AUFGABENSTELLUNG: Gib aus dem Text über die Energiewende in Leipzig den Abschnitt zwischen „In ihrer sehr“ und „und organisatorische Herausforderungen.“ einschließlich beider Stellen wortgetreu aus.

------ VORGEGEBENER TEXT

Die Energiewende ist eine Herausforderung, eigentlich eine Revolution, weil sie die komplette Umstellung der fossilen Energiewirtschaft auf regenerative Anlagen und mehr Stromnutzung bedeutet. Das wussten alle Beteiligten – und auch die hohe deutsche Politik – schon vor 30 Jahren, vor 20 Jahren erst recht. Aber dann wurden 16 Jahre einfach ausgesessen und vertrödelt, die jetzt auf einmal fehlen. Denn bevor Deutschland aus der Kohle aussteigt, muss die neue Energiewelt funktionieren.

Und das beschäftigte jetzt die Grünen im Leipziger Stadtrat, die etwas genauer wissen wollten, ob und wie Leipzig eigentlich auf den künftig deutlich höheren Stromverbrauch eingerichtet ist.

Lähmt die Antrags-Bürokratie eine Umstellung in Leipzig?

In ihrer sehr umfassenden Anfrage an die Stadt liest sich das so: „Strom-, Wärme- und Verkehrswende und die damit einhergehende Sektorenkopplung führen zu neuen Anforderungen an die Stromnetze. Bis 2040 spätestens will Leipzig Klimaneutralität erreicht haben. Die bereits erfolgende und künftig noch stärker erforderliche Zunahme an Wärmepumpen, Stromspeichern und Elektroautos einerseits sowie die verstärkte dezentrale Einspeisung erneuerbaren Stroms andererseits stellen Netzbetreiber vor diverse technische und organisatorische Herausforderungen.

Die Versorgung muss sicher gestellt bleiben – gleichzeitig soll die Energiewende beschleunigt und nicht durch bürokratisch-organisatorische Engpässe verzögert werden.

Gleichzeitig bietet die Digitalisierung zum einen Potentiale für eine intelligente Netzsteuerung, die in Verbindung mit flexiblen Stromtarifen zu einer besseren Bündelung und Ausschöpfung von Kapazitäten führt. Zum anderen kann Digitalisierung die Antrags- und Genehmigungsprozesse erleichtern und beschleunigen.

------------
------ DATEN

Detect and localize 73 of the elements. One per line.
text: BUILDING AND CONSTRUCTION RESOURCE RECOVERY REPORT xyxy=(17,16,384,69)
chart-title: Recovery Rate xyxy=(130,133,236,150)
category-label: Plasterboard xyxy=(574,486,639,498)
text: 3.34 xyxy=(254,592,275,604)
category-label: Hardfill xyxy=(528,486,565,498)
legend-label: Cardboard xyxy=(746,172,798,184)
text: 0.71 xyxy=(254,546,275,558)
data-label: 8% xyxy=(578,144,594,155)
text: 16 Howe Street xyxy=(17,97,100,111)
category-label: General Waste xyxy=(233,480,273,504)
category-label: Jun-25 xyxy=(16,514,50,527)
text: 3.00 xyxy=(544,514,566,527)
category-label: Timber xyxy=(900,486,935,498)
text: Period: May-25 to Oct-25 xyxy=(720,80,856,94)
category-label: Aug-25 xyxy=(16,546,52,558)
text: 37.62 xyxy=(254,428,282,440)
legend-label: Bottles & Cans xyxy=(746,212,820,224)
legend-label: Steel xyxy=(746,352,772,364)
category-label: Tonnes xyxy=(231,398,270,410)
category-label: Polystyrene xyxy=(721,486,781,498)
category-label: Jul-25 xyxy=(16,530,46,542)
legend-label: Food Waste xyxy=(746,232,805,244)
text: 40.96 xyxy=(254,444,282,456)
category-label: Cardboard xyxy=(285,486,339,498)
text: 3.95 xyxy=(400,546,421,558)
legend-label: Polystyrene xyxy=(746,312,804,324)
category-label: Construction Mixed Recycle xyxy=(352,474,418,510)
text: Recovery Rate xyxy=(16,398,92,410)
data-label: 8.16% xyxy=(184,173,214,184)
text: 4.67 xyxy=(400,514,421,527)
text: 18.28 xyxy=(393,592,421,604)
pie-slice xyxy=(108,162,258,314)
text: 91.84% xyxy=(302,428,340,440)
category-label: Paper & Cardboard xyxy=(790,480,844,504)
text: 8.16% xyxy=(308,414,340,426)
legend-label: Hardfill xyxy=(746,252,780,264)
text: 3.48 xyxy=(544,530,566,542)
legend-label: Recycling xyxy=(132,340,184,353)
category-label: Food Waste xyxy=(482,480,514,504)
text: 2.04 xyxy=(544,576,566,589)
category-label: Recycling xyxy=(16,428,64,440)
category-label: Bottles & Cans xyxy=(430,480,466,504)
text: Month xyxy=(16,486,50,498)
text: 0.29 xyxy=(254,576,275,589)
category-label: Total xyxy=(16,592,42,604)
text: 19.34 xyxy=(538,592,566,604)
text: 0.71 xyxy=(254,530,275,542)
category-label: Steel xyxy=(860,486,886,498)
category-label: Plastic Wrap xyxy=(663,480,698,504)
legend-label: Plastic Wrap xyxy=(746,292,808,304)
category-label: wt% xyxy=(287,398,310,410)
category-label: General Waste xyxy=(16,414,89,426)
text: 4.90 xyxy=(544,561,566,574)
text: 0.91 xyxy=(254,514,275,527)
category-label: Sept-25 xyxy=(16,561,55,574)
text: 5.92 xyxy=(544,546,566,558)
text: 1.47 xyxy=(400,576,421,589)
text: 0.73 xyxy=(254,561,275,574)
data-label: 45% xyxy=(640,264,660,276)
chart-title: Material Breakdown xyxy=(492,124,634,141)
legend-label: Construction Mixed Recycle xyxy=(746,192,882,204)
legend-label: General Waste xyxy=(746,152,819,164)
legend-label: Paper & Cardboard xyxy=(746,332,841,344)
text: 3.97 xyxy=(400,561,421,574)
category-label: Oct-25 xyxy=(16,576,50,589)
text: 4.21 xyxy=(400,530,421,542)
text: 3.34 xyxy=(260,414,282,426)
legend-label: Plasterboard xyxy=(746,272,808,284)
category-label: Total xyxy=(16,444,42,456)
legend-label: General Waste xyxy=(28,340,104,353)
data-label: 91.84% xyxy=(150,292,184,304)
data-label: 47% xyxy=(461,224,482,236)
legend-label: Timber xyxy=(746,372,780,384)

------------

LÖSUNG:
In ihrer sehr umfassenden Anfrage an die Stadt liest sich das so: „Strom-, Wärme- und Verkehrswende und die damit einhergehende Sektorenkopplung führen zu neuen Anforderungen an die Stromnetze. Bis 2040 spätestens will Leipzig Klimaneutralität erreicht haben. Die bereits erfolgende und künftig noch stärker erforderliche Zunahme an Wärmepumpen, Stromspeichern und Elektroautos einerseits sowie die verstärkte dezentrale Einspeisung erneuerbaren Stroms andererseits stellen Netzbetreiber vor diverse technische und organisatorische Herausforderungen.